## ПИСЬМЕННОЕ ЗАДАНИЕ
Преобразуй строки всех пунктов ниже в таблицу Markdown со столбцами «Номер» и «Строка», пропустив пустые строки. Строки с изображениями в ответ не включай.

==============================

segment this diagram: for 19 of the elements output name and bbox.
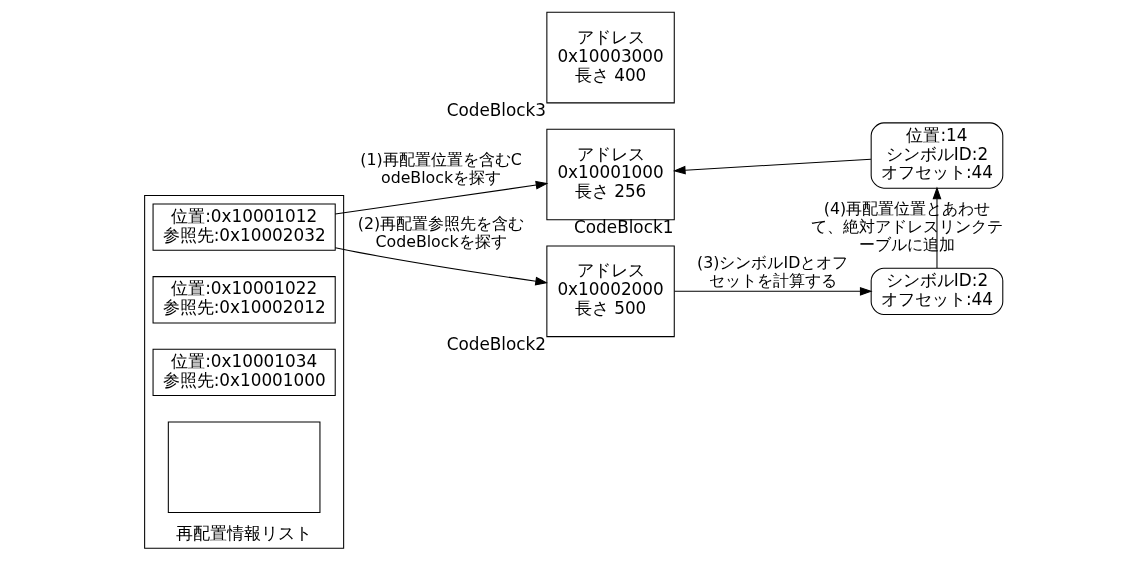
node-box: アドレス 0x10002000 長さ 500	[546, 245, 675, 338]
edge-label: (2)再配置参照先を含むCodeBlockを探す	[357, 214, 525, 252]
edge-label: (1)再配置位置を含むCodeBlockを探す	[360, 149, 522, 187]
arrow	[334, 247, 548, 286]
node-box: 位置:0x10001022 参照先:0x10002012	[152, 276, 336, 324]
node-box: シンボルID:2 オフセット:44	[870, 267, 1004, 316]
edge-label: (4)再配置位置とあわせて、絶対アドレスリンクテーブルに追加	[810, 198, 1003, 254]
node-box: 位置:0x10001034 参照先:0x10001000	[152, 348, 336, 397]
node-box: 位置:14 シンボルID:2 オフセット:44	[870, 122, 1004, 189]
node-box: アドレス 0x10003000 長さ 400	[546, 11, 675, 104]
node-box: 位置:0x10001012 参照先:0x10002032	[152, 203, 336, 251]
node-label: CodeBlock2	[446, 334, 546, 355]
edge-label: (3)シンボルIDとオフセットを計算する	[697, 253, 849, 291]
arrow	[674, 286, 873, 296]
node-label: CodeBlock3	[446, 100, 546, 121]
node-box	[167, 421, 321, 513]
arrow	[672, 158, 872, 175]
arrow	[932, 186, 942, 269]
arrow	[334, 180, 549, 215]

==============================

## РЕШЕНИЕ ЗАДАНИЯ
| Номер | Строка |
|---|---|
| 1 | segment this diagram: for 19 of the elements output name and bbox. |
| 2 | node-box: アドレス 0x10002000 長さ 500	[546, 245, 675, 338] |
| 3 | edge-label: (2)再配置参照先を含むCodeBlockを探す	[357, 214, 525, 252] |
| 4 | edge-label: (1)再配置位置を含むCodeBlockを探す	[360, 149, 522, 187] |
| 5 | arrow	[334, 247, 548, 286] |
| 6 | node-box: 位置:0x10001022 参照先:0x10002012	[152, 276, 336, 324] |
| 7 | node-box: シンボルID:2 オフセット:44	[870, 267, 1004, 316] |
| 8 | edge-label: (4)再配置位置とあわせて、絶対アドレスリンクテーブルに追加	[810, 198, 1003, 254] |
| 9 | node-box: 位置:0x10001034 参照先:0x10001000	[152, 348, 336, 397] |
| 10 | node-box: 位置:14 シンボルID:2 オフセット:44	[870, 122, 1004, 189] |
| 11 | node-box: アドレス 0x10003000 長さ 400	[546, 11, 675, 104] |
| 12 | node-box: 位置:0x10001012 参照先:0x10002032	[152, 203, 336, 251] |
| 13 | node-label: CodeBlock2	[446, 334, 546, 355] |
| 14 | edge-label: (3)シンボルIDとオフセットを計算する	[697, 253, 849, 291] |
| 15 | arrow	[674, 286, 873, 296] |
| 16 | node-label: CodeBlock3	[446, 100, 546, 121] |
| 17 | node-box	[167, 421, 321, 513] |
| 18 | arrow	[672, 158, 872, 175] |
| 19 | arrow	[932, 186, 942, 269] |
| 20 | arrow	[334, 180, 549, 215] |